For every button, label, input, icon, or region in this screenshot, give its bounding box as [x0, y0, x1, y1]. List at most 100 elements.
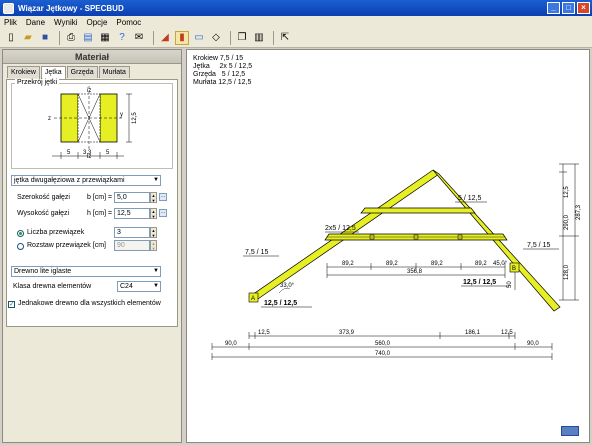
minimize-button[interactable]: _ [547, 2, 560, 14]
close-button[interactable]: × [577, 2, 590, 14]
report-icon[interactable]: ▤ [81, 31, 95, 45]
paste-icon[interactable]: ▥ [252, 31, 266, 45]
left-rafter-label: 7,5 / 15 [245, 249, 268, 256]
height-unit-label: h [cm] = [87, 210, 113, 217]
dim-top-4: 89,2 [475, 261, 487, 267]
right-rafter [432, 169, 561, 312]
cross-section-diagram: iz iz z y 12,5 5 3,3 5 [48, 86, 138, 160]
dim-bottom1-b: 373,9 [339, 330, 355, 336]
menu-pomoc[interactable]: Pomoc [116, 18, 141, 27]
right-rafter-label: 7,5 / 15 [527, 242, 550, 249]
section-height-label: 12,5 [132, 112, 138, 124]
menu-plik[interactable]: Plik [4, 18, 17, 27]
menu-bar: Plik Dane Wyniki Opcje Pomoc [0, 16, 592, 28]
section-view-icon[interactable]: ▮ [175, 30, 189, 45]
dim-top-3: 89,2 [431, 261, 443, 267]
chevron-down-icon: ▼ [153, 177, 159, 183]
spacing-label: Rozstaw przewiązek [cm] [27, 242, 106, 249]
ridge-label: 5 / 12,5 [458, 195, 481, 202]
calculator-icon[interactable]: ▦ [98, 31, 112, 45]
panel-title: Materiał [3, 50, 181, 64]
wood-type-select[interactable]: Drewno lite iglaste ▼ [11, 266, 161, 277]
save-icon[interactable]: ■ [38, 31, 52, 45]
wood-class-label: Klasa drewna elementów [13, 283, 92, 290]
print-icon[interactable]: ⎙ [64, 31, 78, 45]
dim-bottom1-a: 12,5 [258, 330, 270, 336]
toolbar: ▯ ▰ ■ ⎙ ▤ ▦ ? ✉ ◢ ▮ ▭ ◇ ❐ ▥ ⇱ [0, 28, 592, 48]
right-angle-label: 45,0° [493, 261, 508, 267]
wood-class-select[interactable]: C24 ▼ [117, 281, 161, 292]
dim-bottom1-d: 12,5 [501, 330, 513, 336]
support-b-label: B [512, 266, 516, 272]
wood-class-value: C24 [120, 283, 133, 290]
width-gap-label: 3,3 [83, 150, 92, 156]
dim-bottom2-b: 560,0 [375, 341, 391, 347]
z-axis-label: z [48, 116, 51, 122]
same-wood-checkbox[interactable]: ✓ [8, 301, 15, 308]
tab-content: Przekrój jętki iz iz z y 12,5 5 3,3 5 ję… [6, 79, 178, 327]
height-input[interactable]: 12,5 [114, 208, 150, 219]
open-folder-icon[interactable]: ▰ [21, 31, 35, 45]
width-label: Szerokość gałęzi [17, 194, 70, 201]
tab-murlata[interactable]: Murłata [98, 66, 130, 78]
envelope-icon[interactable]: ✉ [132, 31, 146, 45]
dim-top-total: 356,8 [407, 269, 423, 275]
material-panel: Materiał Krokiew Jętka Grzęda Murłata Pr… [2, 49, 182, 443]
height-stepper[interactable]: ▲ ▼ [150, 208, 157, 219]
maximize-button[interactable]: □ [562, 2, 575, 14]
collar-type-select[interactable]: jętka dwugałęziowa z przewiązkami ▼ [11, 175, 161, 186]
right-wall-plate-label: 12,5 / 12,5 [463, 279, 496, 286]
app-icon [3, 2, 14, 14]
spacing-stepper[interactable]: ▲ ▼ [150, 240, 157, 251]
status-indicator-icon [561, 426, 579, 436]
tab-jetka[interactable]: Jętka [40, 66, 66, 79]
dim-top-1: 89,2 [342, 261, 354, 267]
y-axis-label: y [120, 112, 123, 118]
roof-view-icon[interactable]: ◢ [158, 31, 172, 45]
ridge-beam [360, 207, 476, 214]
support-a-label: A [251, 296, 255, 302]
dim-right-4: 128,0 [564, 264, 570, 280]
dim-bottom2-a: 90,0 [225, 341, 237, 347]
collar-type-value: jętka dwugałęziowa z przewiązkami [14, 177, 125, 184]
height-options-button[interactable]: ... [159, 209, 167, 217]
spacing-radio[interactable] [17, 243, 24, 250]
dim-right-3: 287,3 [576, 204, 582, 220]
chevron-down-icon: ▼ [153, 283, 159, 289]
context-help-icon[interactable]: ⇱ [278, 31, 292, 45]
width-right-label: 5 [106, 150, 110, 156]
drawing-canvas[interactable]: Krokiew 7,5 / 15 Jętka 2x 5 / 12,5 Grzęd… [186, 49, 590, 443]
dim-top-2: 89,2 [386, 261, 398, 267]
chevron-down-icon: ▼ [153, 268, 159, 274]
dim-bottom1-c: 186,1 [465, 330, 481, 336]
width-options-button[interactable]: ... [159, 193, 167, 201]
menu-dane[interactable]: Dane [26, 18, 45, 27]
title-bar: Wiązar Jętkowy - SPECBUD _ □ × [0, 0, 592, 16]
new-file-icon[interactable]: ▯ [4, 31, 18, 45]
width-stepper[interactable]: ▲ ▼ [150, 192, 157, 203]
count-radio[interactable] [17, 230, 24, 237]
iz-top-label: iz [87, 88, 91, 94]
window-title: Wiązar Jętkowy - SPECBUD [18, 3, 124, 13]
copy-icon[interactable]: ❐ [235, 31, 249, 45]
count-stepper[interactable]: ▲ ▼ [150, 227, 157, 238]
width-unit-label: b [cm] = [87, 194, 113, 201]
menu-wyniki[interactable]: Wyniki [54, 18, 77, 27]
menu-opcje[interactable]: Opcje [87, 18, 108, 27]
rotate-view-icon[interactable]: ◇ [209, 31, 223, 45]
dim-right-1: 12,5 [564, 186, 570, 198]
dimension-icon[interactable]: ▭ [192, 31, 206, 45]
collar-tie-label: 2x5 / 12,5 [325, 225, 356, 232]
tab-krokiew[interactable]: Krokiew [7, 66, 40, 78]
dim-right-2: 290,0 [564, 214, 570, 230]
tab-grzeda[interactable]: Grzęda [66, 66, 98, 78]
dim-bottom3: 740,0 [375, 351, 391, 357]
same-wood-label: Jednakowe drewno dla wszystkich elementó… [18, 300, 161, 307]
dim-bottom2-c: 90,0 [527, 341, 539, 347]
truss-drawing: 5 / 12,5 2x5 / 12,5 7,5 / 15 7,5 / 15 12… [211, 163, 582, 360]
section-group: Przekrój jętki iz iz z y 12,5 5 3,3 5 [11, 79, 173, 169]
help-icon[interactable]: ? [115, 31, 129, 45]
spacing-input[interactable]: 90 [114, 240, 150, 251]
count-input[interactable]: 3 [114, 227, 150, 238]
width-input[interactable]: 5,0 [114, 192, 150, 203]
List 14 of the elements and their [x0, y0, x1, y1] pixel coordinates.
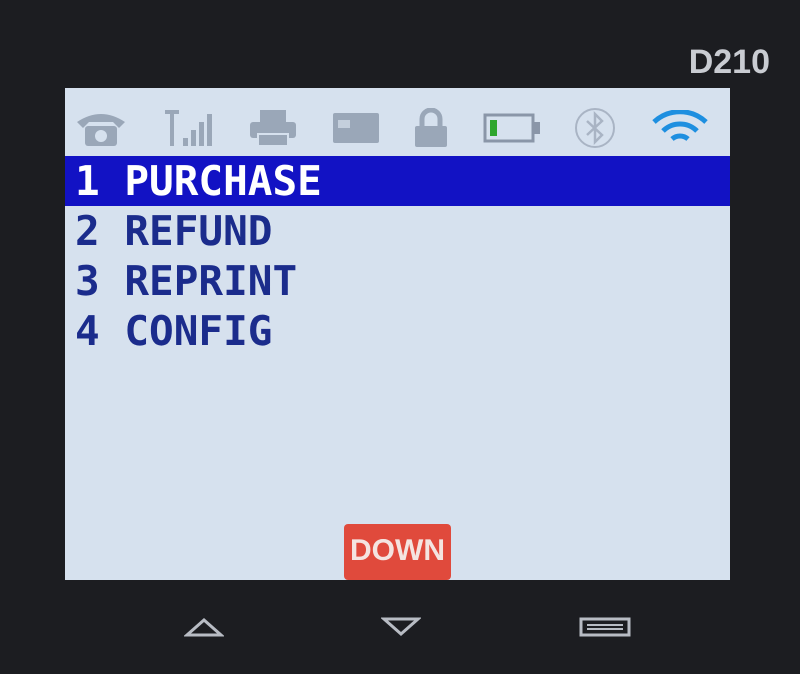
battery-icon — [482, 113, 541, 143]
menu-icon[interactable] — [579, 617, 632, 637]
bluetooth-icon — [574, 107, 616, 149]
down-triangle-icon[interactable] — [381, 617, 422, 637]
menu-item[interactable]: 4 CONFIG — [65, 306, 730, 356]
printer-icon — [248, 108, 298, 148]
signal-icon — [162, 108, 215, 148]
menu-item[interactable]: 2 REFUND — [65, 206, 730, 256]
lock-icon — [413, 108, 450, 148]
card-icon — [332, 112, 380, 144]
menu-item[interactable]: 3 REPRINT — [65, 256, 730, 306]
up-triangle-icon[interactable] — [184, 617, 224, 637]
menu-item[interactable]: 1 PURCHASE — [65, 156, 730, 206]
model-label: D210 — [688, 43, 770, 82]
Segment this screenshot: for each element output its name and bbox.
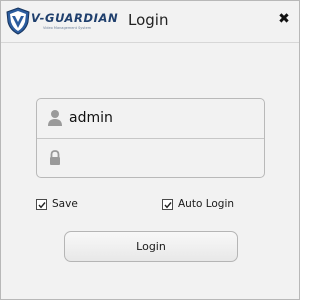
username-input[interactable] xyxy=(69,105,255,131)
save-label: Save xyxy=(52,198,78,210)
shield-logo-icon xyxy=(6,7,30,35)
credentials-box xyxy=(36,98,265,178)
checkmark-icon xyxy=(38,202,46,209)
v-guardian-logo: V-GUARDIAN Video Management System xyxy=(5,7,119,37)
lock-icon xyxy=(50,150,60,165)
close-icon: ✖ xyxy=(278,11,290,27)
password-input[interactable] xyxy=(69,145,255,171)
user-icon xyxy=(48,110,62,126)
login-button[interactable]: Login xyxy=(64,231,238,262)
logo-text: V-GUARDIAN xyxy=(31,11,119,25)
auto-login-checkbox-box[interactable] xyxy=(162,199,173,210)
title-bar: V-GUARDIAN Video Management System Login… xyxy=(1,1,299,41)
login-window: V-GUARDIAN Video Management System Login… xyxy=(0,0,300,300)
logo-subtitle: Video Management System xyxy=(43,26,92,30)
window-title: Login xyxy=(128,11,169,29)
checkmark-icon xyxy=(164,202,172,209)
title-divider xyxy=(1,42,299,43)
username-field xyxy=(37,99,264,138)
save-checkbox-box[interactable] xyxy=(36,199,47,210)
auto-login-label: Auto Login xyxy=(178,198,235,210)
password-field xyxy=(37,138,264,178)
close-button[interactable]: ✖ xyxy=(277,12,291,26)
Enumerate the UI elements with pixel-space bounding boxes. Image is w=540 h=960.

> **Exercise**
Please render the items starting at the line that contains "username-input[interactable] xyxy=(69,105,255,131)" and ending at the line that contains "close-icon: ✖ xyxy=(278,11,290,27)" as a Markdown table, leaving out blank lines. Use the column names "Row" for the row number and "Line" for the line itself.

> **Response**
| Row | Line |
|---|---|
| 1 | username-input[interactable] xyxy=(69,105,255,131) |
| 2 | save-label: Save xyxy=(52,198,78,210) |
| 3 | shield-logo-icon xyxy=(6,7,30,35) |
| 4 | credentials-box xyxy=(36,98,265,178) |
| 5 | checkmark-icon xyxy=(38,202,46,209) |
| 6 | v-guardian-logo: V-GUARDIAN Video Management System xyxy=(5,7,119,37) |
| 7 | lock-icon xyxy=(50,150,60,165) |
| 8 | close-icon: ✖ xyxy=(278,11,290,27) |